# Problem to work on:
Write out the data below exactly as given, without any of its pictures.

# Input rows:

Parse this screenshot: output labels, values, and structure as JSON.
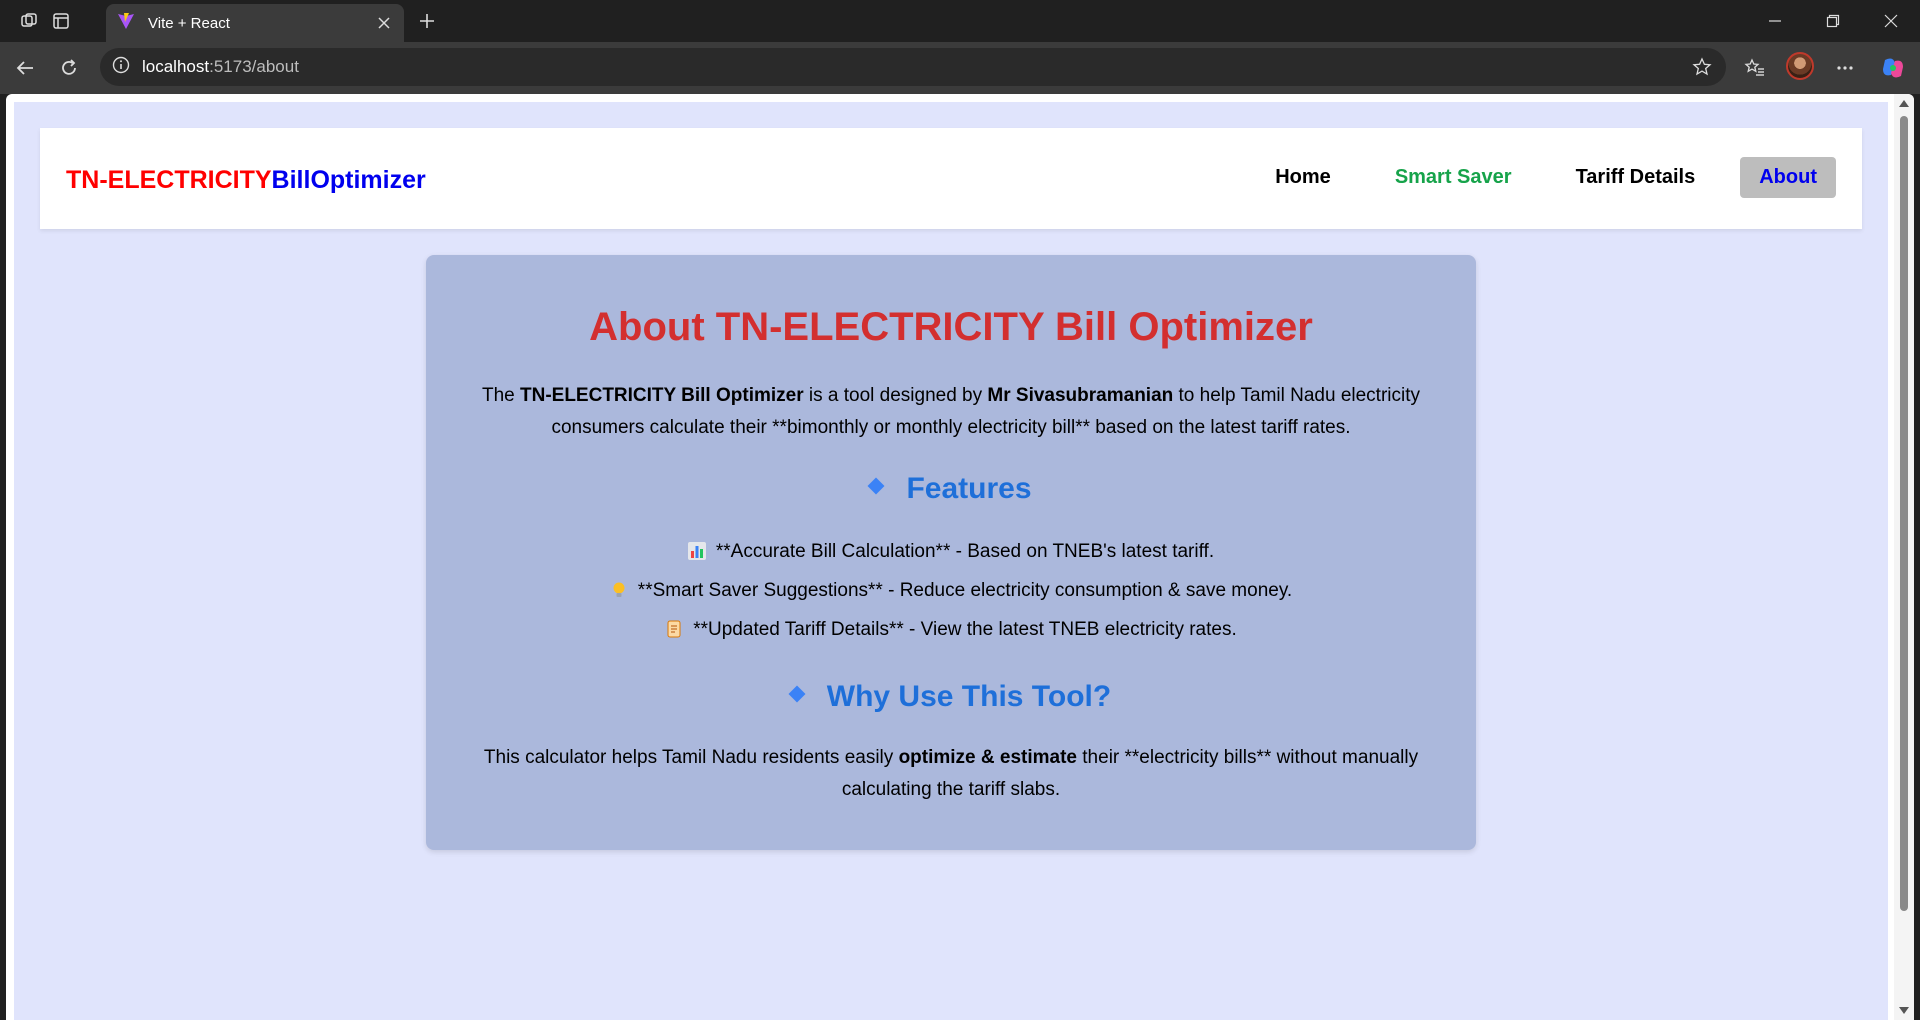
{
  "browser": {
    "tab_title": "Vite + React",
    "url_host": "localhost",
    "url_path": ":5173/about"
  },
  "nav": {
    "brand_part1": "TN-ELECTRICITY",
    "brand_part2": "BillOptimizer",
    "links": [
      "Home",
      "Smart Saver",
      "Tariff Details",
      "About"
    ],
    "active": "About"
  },
  "about": {
    "title": "About TN-ELECTRICITY Bill Optimizer",
    "intro": {
      "t1": "The ",
      "b1": "TN-ELECTRICITY Bill Optimizer",
      "t2": " is a tool designed by ",
      "b2": "Mr Sivasubramanian",
      "t3": " to help Tamil Nadu electricity consumers calculate their **bimonthly or monthly electricity bill** based on the latest tariff rates."
    },
    "features_heading": "Features",
    "features": [
      "**Accurate Bill Calculation** - Based on TNEB's latest tariff.",
      "**Smart Saver Suggestions** - Reduce electricity consumption & save money.",
      "**Updated Tariff Details** - View the latest TNEB electricity rates."
    ],
    "feature_icons": [
      "bar-chart-icon",
      "light-bulb-icon",
      "scroll-icon"
    ],
    "why_heading": "Why Use This Tool?",
    "why": {
      "t1": "This calculator helps Tamil Nadu residents easily ",
      "b1": "optimize & estimate",
      "t2": " their **electricity bills** without manually calculating the tariff slabs."
    }
  },
  "colors": {
    "brand_red": "#ff0000",
    "brand_blue": "#0000ee",
    "smart_saver_green": "#16a34a",
    "title_red": "#d32f2f",
    "heading_blue": "#1e6fd9",
    "card_bg": "#abb8dc",
    "page_bg": "#e0e4fc"
  }
}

# Finished exercise:
Parse this screenshot: output labels, values, and structure as JSON.
{
  "browser": {
    "tab_title": "Vite + React",
    "url_host": "localhost",
    "url_path": ":5173/about"
  },
  "nav": {
    "brand_part1": "TN-ELECTRICITY",
    "brand_part2": "BillOptimizer",
    "links": [
      "Home",
      "Smart Saver",
      "Tariff Details",
      "About"
    ],
    "active": "About"
  },
  "about": {
    "title": "About TN-ELECTRICITY Bill Optimizer",
    "intro": {
      "t1": "The ",
      "b1": "TN-ELECTRICITY Bill Optimizer",
      "t2": " is a tool designed by ",
      "b2": "Mr Sivasubramanian",
      "t3": " to help Tamil Nadu electricity consumers calculate their **bimonthly or monthly electricity bill** based on the latest tariff rates."
    },
    "features_heading": "Features",
    "features": [
      "**Accurate Bill Calculation** - Based on TNEB's latest tariff.",
      "**Smart Saver Suggestions** - Reduce electricity consumption & save money.",
      "**Updated Tariff Details** - View the latest TNEB electricity rates."
    ],
    "feature_icons": [
      "bar-chart-icon",
      "light-bulb-icon",
      "scroll-icon"
    ],
    "why_heading": "Why Use This Tool?",
    "why": {
      "t1": "This calculator helps Tamil Nadu residents easily ",
      "b1": "optimize & estimate",
      "t2": " their **electricity bills** without manually calculating the tariff slabs."
    }
  },
  "colors": {
    "brand_red": "#ff0000",
    "brand_blue": "#0000ee",
    "smart_saver_green": "#16a34a",
    "title_red": "#d32f2f",
    "heading_blue": "#1e6fd9",
    "card_bg": "#abb8dc",
    "page_bg": "#e0e4fc"
  }
}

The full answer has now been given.